_Data excerpts_:
#####

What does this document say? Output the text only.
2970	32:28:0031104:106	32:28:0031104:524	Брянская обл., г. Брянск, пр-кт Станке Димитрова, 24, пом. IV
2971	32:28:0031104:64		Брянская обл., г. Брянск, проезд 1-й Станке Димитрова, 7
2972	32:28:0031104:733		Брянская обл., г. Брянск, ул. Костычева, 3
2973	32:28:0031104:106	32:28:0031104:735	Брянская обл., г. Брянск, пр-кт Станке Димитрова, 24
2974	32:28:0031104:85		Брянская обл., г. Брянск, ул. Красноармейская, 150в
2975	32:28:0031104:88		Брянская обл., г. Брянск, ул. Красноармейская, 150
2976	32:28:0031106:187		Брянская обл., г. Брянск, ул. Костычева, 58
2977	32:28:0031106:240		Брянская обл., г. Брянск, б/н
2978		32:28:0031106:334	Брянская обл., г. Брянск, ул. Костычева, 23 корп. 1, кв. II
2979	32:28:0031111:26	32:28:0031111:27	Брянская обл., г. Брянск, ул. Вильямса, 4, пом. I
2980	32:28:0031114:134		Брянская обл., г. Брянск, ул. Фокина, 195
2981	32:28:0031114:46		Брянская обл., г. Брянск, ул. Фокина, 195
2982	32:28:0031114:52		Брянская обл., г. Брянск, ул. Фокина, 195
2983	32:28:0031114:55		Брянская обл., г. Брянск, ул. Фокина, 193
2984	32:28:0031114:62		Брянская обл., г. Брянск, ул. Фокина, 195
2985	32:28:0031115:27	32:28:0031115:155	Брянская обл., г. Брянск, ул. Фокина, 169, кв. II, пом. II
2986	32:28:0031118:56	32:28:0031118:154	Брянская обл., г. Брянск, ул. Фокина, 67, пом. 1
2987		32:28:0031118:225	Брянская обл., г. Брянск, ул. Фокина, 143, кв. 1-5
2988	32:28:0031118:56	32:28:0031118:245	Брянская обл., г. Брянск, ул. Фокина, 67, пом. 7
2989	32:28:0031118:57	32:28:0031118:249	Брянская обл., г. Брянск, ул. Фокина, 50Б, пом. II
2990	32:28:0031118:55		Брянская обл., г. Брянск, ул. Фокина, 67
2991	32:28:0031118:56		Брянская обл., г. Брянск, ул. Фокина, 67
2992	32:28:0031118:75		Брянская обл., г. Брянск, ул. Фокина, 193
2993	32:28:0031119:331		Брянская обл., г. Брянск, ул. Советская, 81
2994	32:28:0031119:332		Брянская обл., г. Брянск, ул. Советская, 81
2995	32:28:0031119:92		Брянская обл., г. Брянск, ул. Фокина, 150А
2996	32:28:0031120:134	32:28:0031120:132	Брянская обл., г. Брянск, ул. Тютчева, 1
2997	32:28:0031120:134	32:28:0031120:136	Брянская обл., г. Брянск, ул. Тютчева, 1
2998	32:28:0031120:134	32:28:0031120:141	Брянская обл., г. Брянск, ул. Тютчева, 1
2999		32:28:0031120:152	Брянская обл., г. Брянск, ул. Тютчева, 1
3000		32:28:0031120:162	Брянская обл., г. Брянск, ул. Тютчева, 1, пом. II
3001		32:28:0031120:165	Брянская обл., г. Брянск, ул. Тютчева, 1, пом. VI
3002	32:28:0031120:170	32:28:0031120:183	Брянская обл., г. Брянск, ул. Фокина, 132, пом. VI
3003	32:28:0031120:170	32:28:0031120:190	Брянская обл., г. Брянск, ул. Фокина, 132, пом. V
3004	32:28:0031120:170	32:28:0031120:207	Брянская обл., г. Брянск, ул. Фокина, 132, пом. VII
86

#####

_Exercise directions_: Write the data back out verbatim.

_Result_:
What does this document say? Output the text only.
2970	32:28:0031104:106	32:28:0031104:524	Брянская обл., г. Брянск, пр-кт Станке Димитрова, 24, пом. IV
2971	32:28:0031104:64		Брянская обл., г. Брянск, проезд 1-й Станке Димитрова, 7
2972	32:28:0031104:733		Брянская обл., г. Брянск, ул. Костычева, 3
2973	32:28:0031104:106	32:28:0031104:735	Брянская обл., г. Брянск, пр-кт Станке Димитрова, 24
2974	32:28:0031104:85		Брянская обл., г. Брянск, ул. Красноармейская, 150в
2975	32:28:0031104:88		Брянская обл., г. Брянск, ул. Красноармейская, 150
2976	32:28:0031106:187		Брянская обл., г. Брянск, ул. Костычева, 58
2977	32:28:0031106:240		Брянская обл., г. Брянск, б/н
2978		32:28:0031106:334	Брянская обл., г. Брянск, ул. Костычева, 23 корп. 1, кв. II
2979	32:28:0031111:26	32:28:0031111:27	Брянская обл., г. Брянск, ул. Вильямса, 4, пом. I
2980	32:28:0031114:134		Брянская обл., г. Брянск, ул. Фокина, 195
2981	32:28:0031114:46		Брянская обл., г. Брянск, ул. Фокина, 195
2982	32:28:0031114:52		Брянская обл., г. Брянск, ул. Фокина, 195
2983	32:28:0031114:55		Брянская обл., г. Брянск, ул. Фокина, 193
2984	32:28:0031114:62		Брянская обл., г. Брянск, ул. Фокина, 195
2985	32:28:0031115:27	32:28:0031115:155	Брянская обл., г. Брянск, ул. Фокина, 169, кв. II, пом. II
2986	32:28:0031118:56	32:28:0031118:154	Брянская обл., г. Брянск, ул. Фокина, 67, пом. 1
2987		32:28:0031118:225	Брянская обл., г. Брянск, ул. Фокина, 143, кв. 1-5
2988	32:28:0031118:56	32:28:0031118:245	Брянская обл., г. Брянск, ул. Фокина, 67, пом. 7
2989	32:28:0031118:57	32:28:0031118:249	Брянская обл., г. Брянск, ул. Фокина, 50Б, пом. II
2990	32:28:0031118:55		Брянская обл., г. Брянск, ул. Фокина, 67
2991	32:28:0031118:56		Брянская обл., г. Брянск, ул. Фокина, 67
2992	32:28:0031118:75		Брянская обл., г. Брянск, ул. Фокина, 193
2993	32:28:0031119:331		Брянская обл., г. Брянск, ул. Советская, 81
2994	32:28:0031119:332		Брянская обл., г. Брянск, ул. Советская, 81
2995	32:28:0031119:92		Брянская обл., г. Брянск, ул. Фокина, 150А
2996	32:28:0031120:134	32:28:0031120:132	Брянская обл., г. Брянск, ул. Тютчева, 1
2997	32:28:0031120:134	32:28:0031120:136	Брянская обл., г. Брянск, ул. Тютчева, 1
2998	32:28:0031120:134	32:28:0031120:141	Брянская обл., г. Брянск, ул. Тютчева, 1
2999		32:28:0031120:152	Брянская обл., г. Брянск, ул. Тютчева, 1
3000		32:28:0031120:162	Брянская обл., г. Брянск, ул. Тютчева, 1, пом. II
3001		32:28:0031120:165	Брянская обл., г. Брянск, ул. Тютчева, 1, пом. VI
3002	32:28:0031120:170	32:28:0031120:183	Брянская обл., г. Брянск, ул. Фокина, 132, пом. VI
3003	32:28:0031120:170	32:28:0031120:190	Брянская обл., г. Брянск, ул. Фокина, 132, пом. V
3004	32:28:0031120:170	32:28:0031120:207	Брянская обл., г. Брянск, ул. Фокина, 132, пом. VII
86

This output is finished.